→ **RECORDS SHOWN**
+-------+
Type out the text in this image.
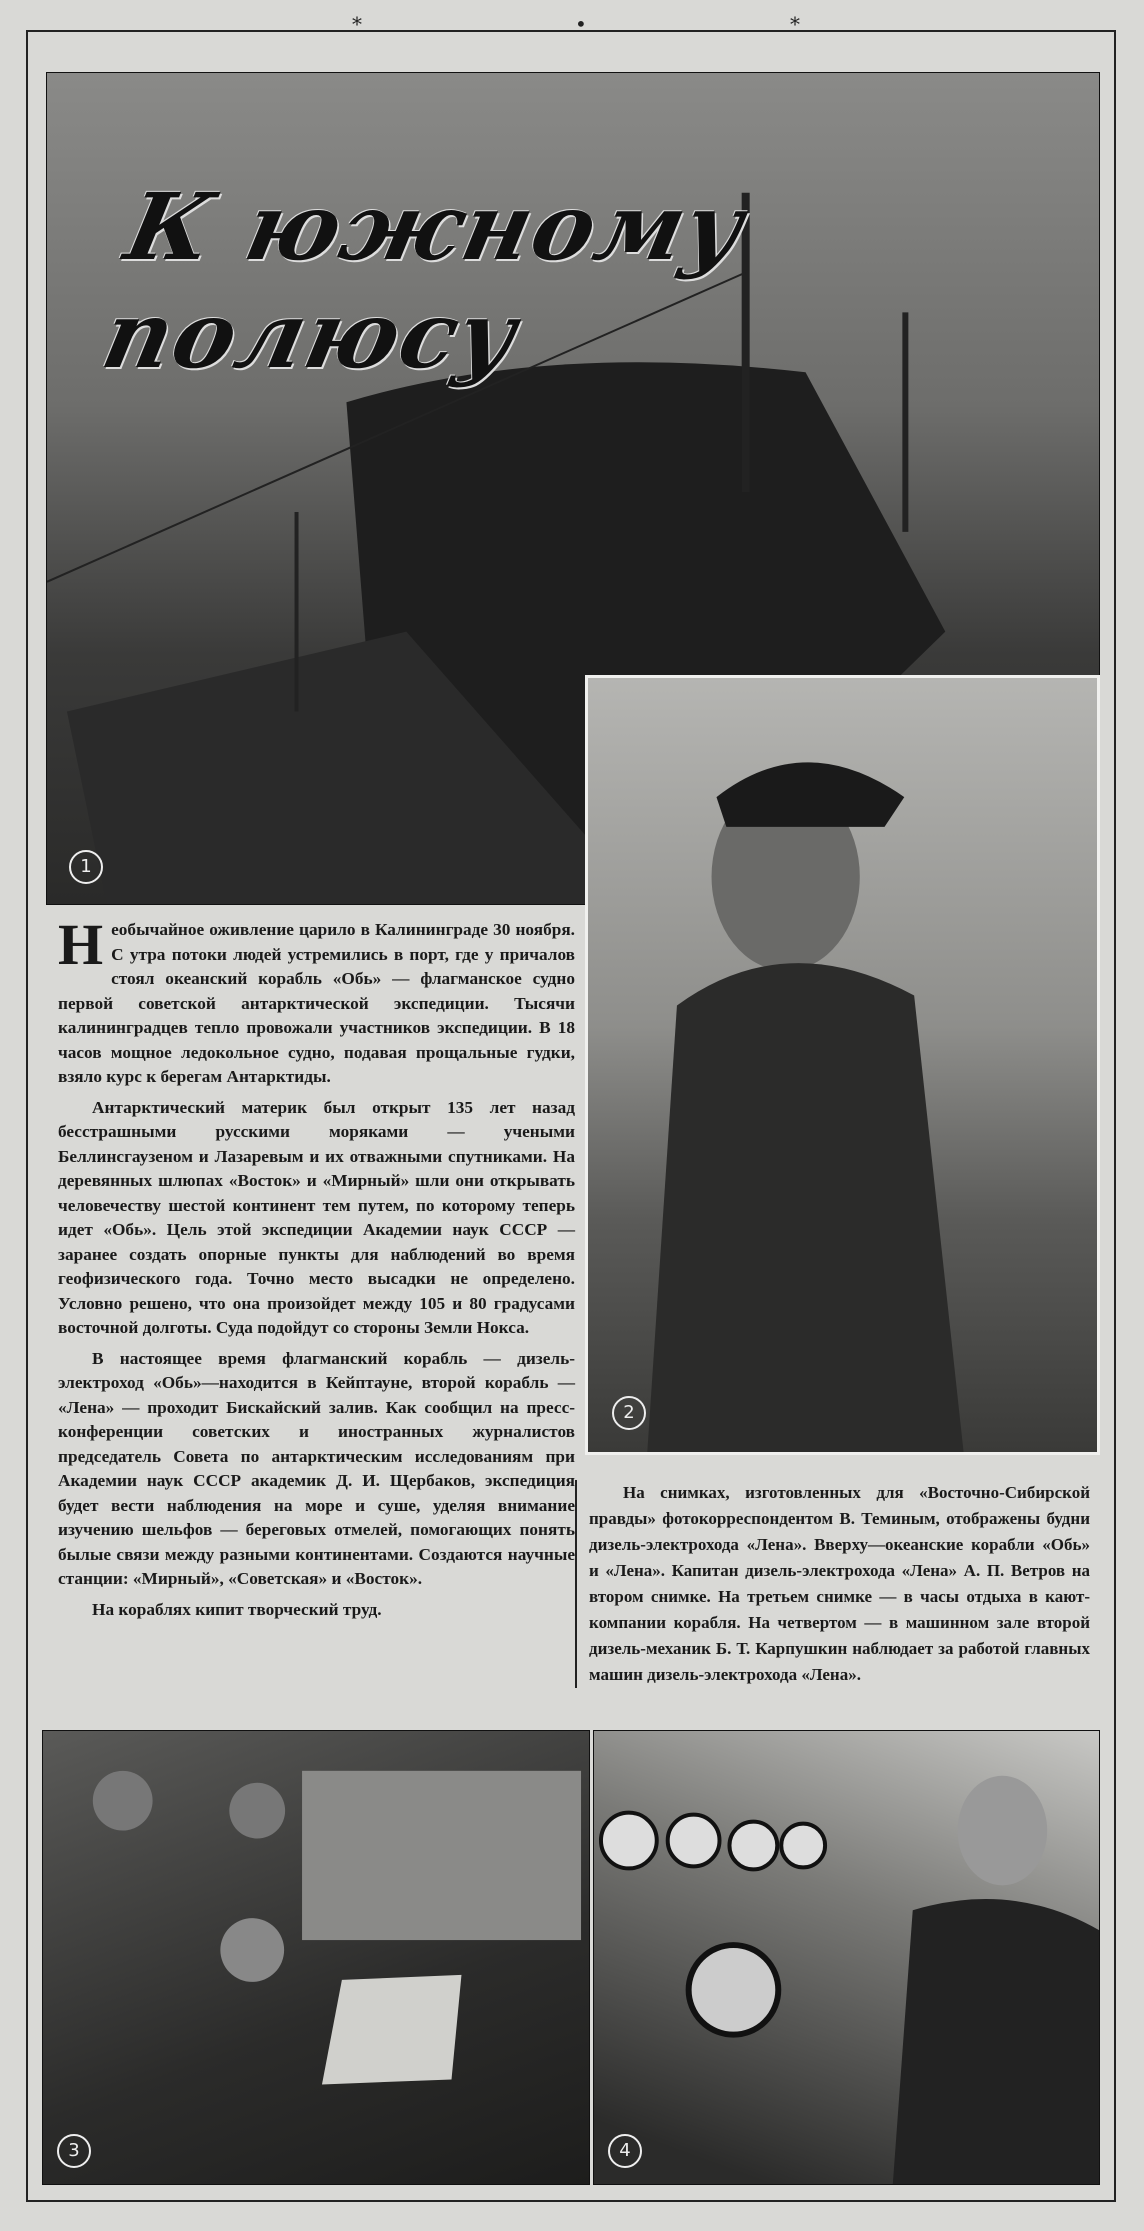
*	•	*
К южному полюсу
1
2

Необычайное оживление царило в Калининграде 30 ноября. С утра потоки людей устремились в порт, где у причалов стоял океанский корабль «Обь» — флагманское судно первой советской антарктической экспедиции. Тысячи калининградцев тепло провожали участников экспедиции. В 18 часов мощное ледокольное судно, подавая прощальные гудки, взяло курс к берегам Антарктиды.

Антарктический материк был открыт 135 лет назад бесстрашными русскими моряками — учеными Беллинсгаузеном и Лазаревым и их отважными спутниками. На деревянных шлюпах «Восток» и «Мирный» шли они открывать человечеству шестой континент тем путем, по которому теперь идет «Обь». Цель этой экспедиции Академии наук СССР — заранее создать опорные пункты для наблюдений во время геофизического года. Точно место высадки не определено. Условно решено, что она произойдет между 105 и 80 градусами восточной долготы. Суда подойдут со стороны Земли Нокса.

В настоящее время флагманский корабль — дизель-электроход «Обь»—находится в Кейптауне, второй корабль — «Лена» — проходит Бискайский залив. Как сообщил на пресс-конференции советских и иностранных журналистов председатель Совета по антарктическим исследованиям при Академии наук СССР академик Д. И. Щербаков, экспедиция будет вести наблюдения на море и суше, уделяя внимание изучению шельфов — береговых отмелей, помогающих понять былые связи между разными континентами. Создаются научные станции: «Мирный», «Советская» и «Восток».

На кораблях кипит творческий труд.

На снимках, изготовленных для «Восточно-Сибирской правды» фотокорреспондентом В. Теминым, отображены будни дизель-электрохода «Лена». Вверху—океанские корабли «Обь» и «Лена». Капитан дизель-электрохода «Лена» А. П. Ветров на втором снимке. На третьем снимке — в часы отдыха в кают-компании корабля. На четвертом — в машинном зале второй дизель-механик Б. Т. Карпушкин наблюдает за работой главных машин дизель-электрохода «Лена».
3	4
+-------+
→ **EXERCISE TASK**
Look through the data above. Copy every line with the string "Лена" in it.

→ **RESPONSE**
В настоящее время флагманский корабль — дизель-электроход «Обь»—находится в Кейптауне, второй корабль — «Лена» — проходит Бискайский залив. Как сообщил на пресс-конференции советских и иностранных журналистов председатель Совета по антарктическим исследованиям при Академии наук СССР академик Д. И. Щербаков, экспедиция будет вести наблюдения на море и суше, уделяя внимание изучению шельфов — береговых отмелей, помогающих понять былые связи между разными континентами. Создаются научные станции: «Мирный», «Советская» и «Восток».
На снимках, изготовленных для «Восточно-Сибирской правды» фотокорреспондентом В. Теминым, отображены будни дизель-электрохода «Лена». Вверху—океанские корабли «Обь» и «Лена». Капитан дизель-электрохода «Лена» А. П. Ветров на втором снимке. На третьем снимке — в часы отдыха в кают-компании корабля. На четвертом — в машинном зале второй дизель-механик Б. Т. Карпушкин наблюдает за работой главных машин дизель-электрохода «Лена».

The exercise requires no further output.